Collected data
___

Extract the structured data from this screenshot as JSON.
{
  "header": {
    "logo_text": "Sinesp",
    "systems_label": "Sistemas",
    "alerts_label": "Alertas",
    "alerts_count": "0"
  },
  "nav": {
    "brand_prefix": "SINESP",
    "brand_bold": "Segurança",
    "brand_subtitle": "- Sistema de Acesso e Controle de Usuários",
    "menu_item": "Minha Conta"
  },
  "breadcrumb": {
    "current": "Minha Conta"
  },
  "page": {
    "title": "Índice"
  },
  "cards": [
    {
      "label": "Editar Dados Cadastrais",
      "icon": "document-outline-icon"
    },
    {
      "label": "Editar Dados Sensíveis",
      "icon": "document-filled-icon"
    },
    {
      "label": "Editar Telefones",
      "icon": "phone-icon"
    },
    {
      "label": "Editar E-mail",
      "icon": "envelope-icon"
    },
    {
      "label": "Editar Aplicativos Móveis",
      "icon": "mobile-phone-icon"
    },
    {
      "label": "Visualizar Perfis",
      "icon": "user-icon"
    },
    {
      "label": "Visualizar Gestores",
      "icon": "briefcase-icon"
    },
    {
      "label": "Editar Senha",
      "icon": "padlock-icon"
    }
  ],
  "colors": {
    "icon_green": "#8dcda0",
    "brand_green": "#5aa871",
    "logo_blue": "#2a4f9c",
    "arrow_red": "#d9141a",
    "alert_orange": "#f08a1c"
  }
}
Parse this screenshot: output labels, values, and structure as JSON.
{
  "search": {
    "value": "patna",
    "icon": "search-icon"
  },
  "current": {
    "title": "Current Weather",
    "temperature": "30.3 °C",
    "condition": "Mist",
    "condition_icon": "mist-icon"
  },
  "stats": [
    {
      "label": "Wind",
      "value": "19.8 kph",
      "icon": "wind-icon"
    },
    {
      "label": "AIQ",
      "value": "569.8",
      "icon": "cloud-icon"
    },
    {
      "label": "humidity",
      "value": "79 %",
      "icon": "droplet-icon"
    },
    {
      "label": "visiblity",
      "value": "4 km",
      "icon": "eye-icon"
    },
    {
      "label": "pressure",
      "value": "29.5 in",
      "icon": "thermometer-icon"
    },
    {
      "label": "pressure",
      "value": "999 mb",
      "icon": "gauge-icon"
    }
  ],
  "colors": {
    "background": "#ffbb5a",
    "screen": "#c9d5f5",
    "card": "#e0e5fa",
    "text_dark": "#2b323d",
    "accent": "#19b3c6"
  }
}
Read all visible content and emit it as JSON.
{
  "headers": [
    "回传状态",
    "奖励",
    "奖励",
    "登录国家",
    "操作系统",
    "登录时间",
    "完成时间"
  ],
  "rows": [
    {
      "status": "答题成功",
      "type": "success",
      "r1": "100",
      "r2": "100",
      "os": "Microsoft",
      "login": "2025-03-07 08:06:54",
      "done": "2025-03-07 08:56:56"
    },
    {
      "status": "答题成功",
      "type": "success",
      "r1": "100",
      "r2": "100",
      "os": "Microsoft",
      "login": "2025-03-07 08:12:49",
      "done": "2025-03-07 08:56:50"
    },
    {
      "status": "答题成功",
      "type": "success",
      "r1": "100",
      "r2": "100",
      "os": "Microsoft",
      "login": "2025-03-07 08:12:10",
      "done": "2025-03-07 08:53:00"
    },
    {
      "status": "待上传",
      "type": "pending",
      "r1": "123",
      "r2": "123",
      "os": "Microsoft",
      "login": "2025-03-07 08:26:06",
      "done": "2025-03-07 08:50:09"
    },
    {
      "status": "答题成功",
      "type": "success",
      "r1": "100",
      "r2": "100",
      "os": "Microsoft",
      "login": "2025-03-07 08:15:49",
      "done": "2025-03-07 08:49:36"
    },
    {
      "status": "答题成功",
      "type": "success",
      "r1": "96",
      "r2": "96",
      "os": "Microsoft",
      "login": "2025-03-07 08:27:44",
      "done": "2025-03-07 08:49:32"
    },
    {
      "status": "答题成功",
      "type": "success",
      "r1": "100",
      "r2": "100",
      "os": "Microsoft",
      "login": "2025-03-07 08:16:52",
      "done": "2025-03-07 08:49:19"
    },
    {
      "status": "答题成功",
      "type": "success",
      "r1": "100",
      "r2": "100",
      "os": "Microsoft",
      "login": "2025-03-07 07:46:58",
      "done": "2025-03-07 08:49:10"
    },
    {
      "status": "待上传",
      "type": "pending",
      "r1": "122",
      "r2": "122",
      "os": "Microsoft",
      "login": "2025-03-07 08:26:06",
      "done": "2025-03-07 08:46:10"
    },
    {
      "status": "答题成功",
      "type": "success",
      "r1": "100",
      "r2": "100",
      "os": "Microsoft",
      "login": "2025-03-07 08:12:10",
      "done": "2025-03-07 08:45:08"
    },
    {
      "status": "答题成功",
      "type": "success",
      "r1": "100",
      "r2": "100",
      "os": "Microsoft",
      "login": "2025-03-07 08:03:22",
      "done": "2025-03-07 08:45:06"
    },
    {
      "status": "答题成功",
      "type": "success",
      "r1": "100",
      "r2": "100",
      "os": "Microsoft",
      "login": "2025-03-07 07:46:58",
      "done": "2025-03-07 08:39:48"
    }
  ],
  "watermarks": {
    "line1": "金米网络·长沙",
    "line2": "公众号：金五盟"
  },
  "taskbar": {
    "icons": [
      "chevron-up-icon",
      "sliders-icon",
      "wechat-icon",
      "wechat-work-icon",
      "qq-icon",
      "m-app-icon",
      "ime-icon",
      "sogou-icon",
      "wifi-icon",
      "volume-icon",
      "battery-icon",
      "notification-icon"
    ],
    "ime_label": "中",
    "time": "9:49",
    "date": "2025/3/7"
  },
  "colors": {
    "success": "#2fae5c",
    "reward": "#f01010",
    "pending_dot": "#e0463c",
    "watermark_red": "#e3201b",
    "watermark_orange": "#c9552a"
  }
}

___

THE REQUEST: Exactly reproduce every record.

CORRECT RESULT:
Extract the structured data from this screenshot as JSON.
{
  "header": {
    "logo_text": "Sinesp",
    "systems_label": "Sistemas",
    "alerts_label": "Alertas",
    "alerts_count": "0"
  },
  "nav": {
    "brand_prefix": "SINESP",
    "brand_bold": "Segurança",
    "brand_subtitle": "- Sistema de Acesso e Controle de Usuários",
    "menu_item": "Minha Conta"
  },
  "breadcrumb": {
    "current": "Minha Conta"
  },
  "page": {
    "title": "Índice"
  },
  "cards": [
    {
      "label": "Editar Dados Cadastrais",
      "icon": "document-outline-icon"
    },
    {
      "label": "Editar Dados Sensíveis",
      "icon": "document-filled-icon"
    },
    {
      "label": "Editar Telefones",
      "icon": "phone-icon"
    },
    {
      "label": "Editar E-mail",
      "icon": "envelope-icon"
    },
    {
      "label": "Editar Aplicativos Móveis",
      "icon": "mobile-phone-icon"
    },
    {
      "label": "Visualizar Perfis",
      "icon": "user-icon"
    },
    {
      "label": "Visualizar Gestores",
      "icon": "briefcase-icon"
    },
    {
      "label": "Editar Senha",
      "icon": "padlock-icon"
    }
  ],
  "colors": {
    "icon_green": "#8dcda0",
    "brand_green": "#5aa871",
    "logo_blue": "#2a4f9c",
    "arrow_red": "#d9141a",
    "alert_orange": "#f08a1c"
  }
}
Parse this screenshot: output labels, values, and structure as JSON.
{
  "search": {
    "value": "patna",
    "icon": "search-icon"
  },
  "current": {
    "title": "Current Weather",
    "temperature": "30.3 °C",
    "condition": "Mist",
    "condition_icon": "mist-icon"
  },
  "stats": [
    {
      "label": "Wind",
      "value": "19.8 kph",
      "icon": "wind-icon"
    },
    {
      "label": "AIQ",
      "value": "569.8",
      "icon": "cloud-icon"
    },
    {
      "label": "humidity",
      "value": "79 %",
      "icon": "droplet-icon"
    },
    {
      "label": "visiblity",
      "value": "4 km",
      "icon": "eye-icon"
    },
    {
      "label": "pressure",
      "value": "29.5 in",
      "icon": "thermometer-icon"
    },
    {
      "label": "pressure",
      "value": "999 mb",
      "icon": "gauge-icon"
    }
  ],
  "colors": {
    "background": "#ffbb5a",
    "screen": "#c9d5f5",
    "card": "#e0e5fa",
    "text_dark": "#2b323d",
    "accent": "#19b3c6"
  }
}
Read all visible content and emit it as JSON.
{
  "headers": [
    "回传状态",
    "奖励",
    "奖励",
    "登录国家",
    "操作系统",
    "登录时间",
    "完成时间"
  ],
  "rows": [
    {
      "status": "答题成功",
      "type": "success",
      "r1": "100",
      "r2": "100",
      "os": "Microsoft",
      "login": "2025-03-07 08:06:54",
      "done": "2025-03-07 08:56:56"
    },
    {
      "status": "答题成功",
      "type": "success",
      "r1": "100",
      "r2": "100",
      "os": "Microsoft",
      "login": "2025-03-07 08:12:49",
      "done": "2025-03-07 08:56:50"
    },
    {
      "status": "答题成功",
      "type": "success",
      "r1": "100",
      "r2": "100",
      "os": "Microsoft",
      "login": "2025-03-07 08:12:10",
      "done": "2025-03-07 08:53:00"
    },
    {
      "status": "待上传",
      "type": "pending",
      "r1": "123",
      "r2": "123",
      "os": "Microsoft",
      "login": "2025-03-07 08:26:06",
      "done": "2025-03-07 08:50:09"
    },
    {
      "status": "答题成功",
      "type": "success",
      "r1": "100",
      "r2": "100",
      "os": "Microsoft",
      "login": "2025-03-07 08:15:49",
      "done": "2025-03-07 08:49:36"
    },
    {
      "status": "答题成功",
      "type": "success",
      "r1": "96",
      "r2": "96",
      "os": "Microsoft",
      "login": "2025-03-07 08:27:44",
      "done": "2025-03-07 08:49:32"
    },
    {
      "status": "答题成功",
      "type": "success",
      "r1": "100",
      "r2": "100",
      "os": "Microsoft",
      "login": "2025-03-07 08:16:52",
      "done": "2025-03-07 08:49:19"
    },
    {
      "status": "答题成功",
      "type": "success",
      "r1": "100",
      "r2": "100",
      "os": "Microsoft",
      "login": "2025-03-07 07:46:58",
      "done": "2025-03-07 08:49:10"
    },
    {
      "status": "待上传",
      "type": "pending",
      "r1": "122",
      "r2": "122",
      "os": "Microsoft",
      "login": "2025-03-07 08:26:06",
      "done": "2025-03-07 08:46:10"
    },
    {
      "status": "答题成功",
      "type": "success",
      "r1": "100",
      "r2": "100",
      "os": "Microsoft",
      "login": "2025-03-07 08:12:10",
      "done": "2025-03-07 08:45:08"
    },
    {
      "status": "答题成功",
      "type": "success",
      "r1": "100",
      "r2": "100",
      "os": "Microsoft",
      "login": "2025-03-07 08:03:22",
      "done": "2025-03-07 08:45:06"
    },
    {
      "status": "答题成功",
      "type": "success",
      "r1": "100",
      "r2": "100",
      "os": "Microsoft",
      "login": "2025-03-07 07:46:58",
      "done": "2025-03-07 08:39:48"
    }
  ],
  "watermarks": {
    "line1": "金米网络·长沙",
    "line2": "公众号：金五盟"
  },
  "taskbar": {
    "icons": [
      "chevron-up-icon",
      "sliders-icon",
      "wechat-icon",
      "wechat-work-icon",
      "qq-icon",
      "m-app-icon",
      "ime-icon",
      "sogou-icon",
      "wifi-icon",
      "volume-icon",
      "battery-icon",
      "notification-icon"
    ],
    "ime_label": "中",
    "time": "9:49",
    "date": "2025/3/7"
  },
  "colors": {
    "success": "#2fae5c",
    "reward": "#f01010",
    "pending_dot": "#e0463c",
    "watermark_red": "#e3201b",
    "watermark_orange": "#c9552a"
  }
}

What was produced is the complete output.